### Material
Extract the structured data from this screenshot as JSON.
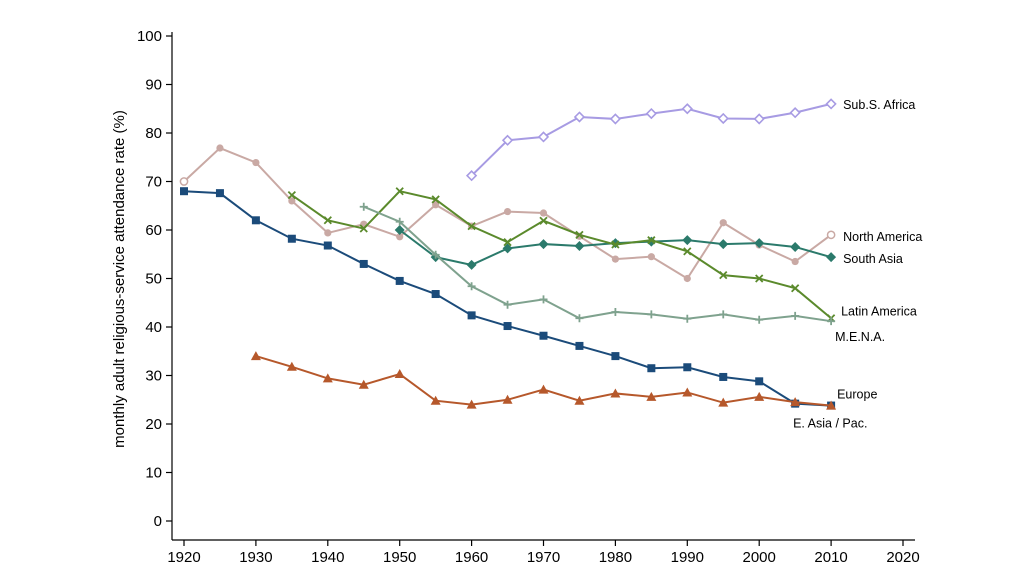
{
  "chart_data": {
    "type": "line",
    "title": "",
    "xlabel": "",
    "ylabel": "monthly adult religious-service attendance rate (%)",
    "xlim": [
      1920,
      2020
    ],
    "ylim": [
      0,
      100
    ],
    "xticks": [
      1920,
      1930,
      1940,
      1950,
      1960,
      1970,
      1980,
      1990,
      2000,
      2010,
      2020
    ],
    "yticks": [
      0,
      10,
      20,
      30,
      40,
      50,
      60,
      70,
      80,
      90,
      100
    ],
    "grid": false,
    "legend": "inline labels at line ends (right)",
    "series": [
      {
        "name": "Sub.S. Africa",
        "color": "#a79be3",
        "marker": "hollow-diamond",
        "x": [
          1960,
          1965,
          1970,
          1975,
          1980,
          1985,
          1990,
          1995,
          2000,
          2005,
          2010
        ],
        "values": [
          71.2,
          78.5,
          79.2,
          83.3,
          82.9,
          84.0,
          85.0,
          83.0,
          82.9,
          84.2,
          86.0
        ]
      },
      {
        "name": "North America",
        "color": "#c9a9a4",
        "marker": "circle",
        "x": [
          1920,
          1925,
          1930,
          1935,
          1940,
          1945,
          1950,
          1955,
          1960,
          1965,
          1970,
          1975,
          1980,
          1985,
          1990,
          1995,
          2000,
          2005,
          2010
        ],
        "values": [
          70.0,
          76.9,
          73.9,
          66.0,
          59.4,
          61.2,
          58.6,
          65.2,
          60.8,
          63.8,
          63.5,
          58.7,
          54.0,
          54.5,
          50.0,
          61.5,
          56.9,
          53.5,
          59.0
        ]
      },
      {
        "name": "South Asia",
        "color": "#2b7a6b",
        "marker": "diamond",
        "x": [
          1950,
          1955,
          1960,
          1965,
          1970,
          1975,
          1980,
          1985,
          1990,
          1995,
          2000,
          2005,
          2010
        ],
        "values": [
          60.0,
          54.4,
          52.8,
          56.2,
          57.1,
          56.7,
          57.3,
          57.6,
          57.9,
          57.1,
          57.3,
          56.5,
          54.4
        ]
      },
      {
        "name": "Latin America",
        "color": "#5b8a2c",
        "marker": "x",
        "x": [
          1935,
          1940,
          1945,
          1950,
          1955,
          1960,
          1965,
          1970,
          1975,
          1980,
          1985,
          1990,
          1995,
          2000,
          2005,
          2010
        ],
        "values": [
          67.2,
          62.0,
          60.3,
          68.0,
          66.3,
          60.8,
          57.5,
          61.9,
          59.0,
          57.0,
          57.9,
          55.6,
          50.7,
          50.0,
          48.0,
          41.8
        ]
      },
      {
        "name": "M.E.N.A.",
        "color": "#7fa28e",
        "marker": "plus",
        "x": [
          1945,
          1950,
          1955,
          1960,
          1965,
          1970,
          1975,
          1980,
          1985,
          1990,
          1995,
          2000,
          2005,
          2010
        ],
        "values": [
          64.8,
          61.7,
          54.9,
          48.4,
          44.6,
          45.7,
          41.8,
          43.1,
          42.6,
          41.7,
          42.6,
          41.5,
          42.3,
          41.2
        ]
      },
      {
        "name": "Europe",
        "color": "#1b4b7a",
        "marker": "square",
        "x": [
          1920,
          1925,
          1930,
          1935,
          1940,
          1945,
          1950,
          1955,
          1960,
          1965,
          1970,
          1975,
          1980,
          1985,
          1990,
          1995,
          2000,
          2005,
          2010
        ],
        "values": [
          68.0,
          67.6,
          62.0,
          58.2,
          56.8,
          53.0,
          49.5,
          46.8,
          42.4,
          40.2,
          38.2,
          36.1,
          34.0,
          31.5,
          31.7,
          29.7,
          28.8,
          24.2,
          23.8
        ]
      },
      {
        "name": "E. Asia / Pac.",
        "color": "#b6582b",
        "marker": "triangle",
        "x": [
          1930,
          1935,
          1940,
          1945,
          1950,
          1955,
          1960,
          1965,
          1970,
          1975,
          1980,
          1985,
          1990,
          1995,
          2000,
          2005,
          2010
        ],
        "values": [
          34.0,
          31.8,
          29.4,
          28.1,
          30.3,
          24.8,
          24.0,
          25.0,
          27.1,
          24.8,
          26.3,
          25.6,
          26.5,
          24.4,
          25.6,
          24.5,
          23.8
        ]
      }
    ]
  }
}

### What you are asked to do
Set each line of the records down exactly, leaving every picture out.

### Final answer
Extract the structured data from this screenshot as JSON.
{
  "chart_data": {
    "type": "line",
    "title": "",
    "xlabel": "",
    "ylabel": "monthly adult religious-service attendance rate (%)",
    "xlim": [
      1920,
      2020
    ],
    "ylim": [
      0,
      100
    ],
    "xticks": [
      1920,
      1930,
      1940,
      1950,
      1960,
      1970,
      1980,
      1990,
      2000,
      2010,
      2020
    ],
    "yticks": [
      0,
      10,
      20,
      30,
      40,
      50,
      60,
      70,
      80,
      90,
      100
    ],
    "grid": false,
    "legend": "inline labels at line ends (right)",
    "series": [
      {
        "name": "Sub.S. Africa",
        "color": "#a79be3",
        "marker": "hollow-diamond",
        "x": [
          1960,
          1965,
          1970,
          1975,
          1980,
          1985,
          1990,
          1995,
          2000,
          2005,
          2010
        ],
        "values": [
          71.2,
          78.5,
          79.2,
          83.3,
          82.9,
          84.0,
          85.0,
          83.0,
          82.9,
          84.2,
          86.0
        ]
      },
      {
        "name": "North America",
        "color": "#c9a9a4",
        "marker": "circle",
        "x": [
          1920,
          1925,
          1930,
          1935,
          1940,
          1945,
          1950,
          1955,
          1960,
          1965,
          1970,
          1975,
          1980,
          1985,
          1990,
          1995,
          2000,
          2005,
          2010
        ],
        "values": [
          70.0,
          76.9,
          73.9,
          66.0,
          59.4,
          61.2,
          58.6,
          65.2,
          60.8,
          63.8,
          63.5,
          58.7,
          54.0,
          54.5,
          50.0,
          61.5,
          56.9,
          53.5,
          59.0
        ]
      },
      {
        "name": "South Asia",
        "color": "#2b7a6b",
        "marker": "diamond",
        "x": [
          1950,
          1955,
          1960,
          1965,
          1970,
          1975,
          1980,
          1985,
          1990,
          1995,
          2000,
          2005,
          2010
        ],
        "values": [
          60.0,
          54.4,
          52.8,
          56.2,
          57.1,
          56.7,
          57.3,
          57.6,
          57.9,
          57.1,
          57.3,
          56.5,
          54.4
        ]
      },
      {
        "name": "Latin America",
        "color": "#5b8a2c",
        "marker": "x",
        "x": [
          1935,
          1940,
          1945,
          1950,
          1955,
          1960,
          1965,
          1970,
          1975,
          1980,
          1985,
          1990,
          1995,
          2000,
          2005,
          2010
        ],
        "values": [
          67.2,
          62.0,
          60.3,
          68.0,
          66.3,
          60.8,
          57.5,
          61.9,
          59.0,
          57.0,
          57.9,
          55.6,
          50.7,
          50.0,
          48.0,
          41.8
        ]
      },
      {
        "name": "M.E.N.A.",
        "color": "#7fa28e",
        "marker": "plus",
        "x": [
          1945,
          1950,
          1955,
          1960,
          1965,
          1970,
          1975,
          1980,
          1985,
          1990,
          1995,
          2000,
          2005,
          2010
        ],
        "values": [
          64.8,
          61.7,
          54.9,
          48.4,
          44.6,
          45.7,
          41.8,
          43.1,
          42.6,
          41.7,
          42.6,
          41.5,
          42.3,
          41.2
        ]
      },
      {
        "name": "Europe",
        "color": "#1b4b7a",
        "marker": "square",
        "x": [
          1920,
          1925,
          1930,
          1935,
          1940,
          1945,
          1950,
          1955,
          1960,
          1965,
          1970,
          1975,
          1980,
          1985,
          1990,
          1995,
          2000,
          2005,
          2010
        ],
        "values": [
          68.0,
          67.6,
          62.0,
          58.2,
          56.8,
          53.0,
          49.5,
          46.8,
          42.4,
          40.2,
          38.2,
          36.1,
          34.0,
          31.5,
          31.7,
          29.7,
          28.8,
          24.2,
          23.8
        ]
      },
      {
        "name": "E. Asia / Pac.",
        "color": "#b6582b",
        "marker": "triangle",
        "x": [
          1930,
          1935,
          1940,
          1945,
          1950,
          1955,
          1960,
          1965,
          1970,
          1975,
          1980,
          1985,
          1990,
          1995,
          2000,
          2005,
          2010
        ],
        "values": [
          34.0,
          31.8,
          29.4,
          28.1,
          30.3,
          24.8,
          24.0,
          25.0,
          27.1,
          24.8,
          26.3,
          25.6,
          26.5,
          24.4,
          25.6,
          24.5,
          23.8
        ]
      }
    ]
  }
}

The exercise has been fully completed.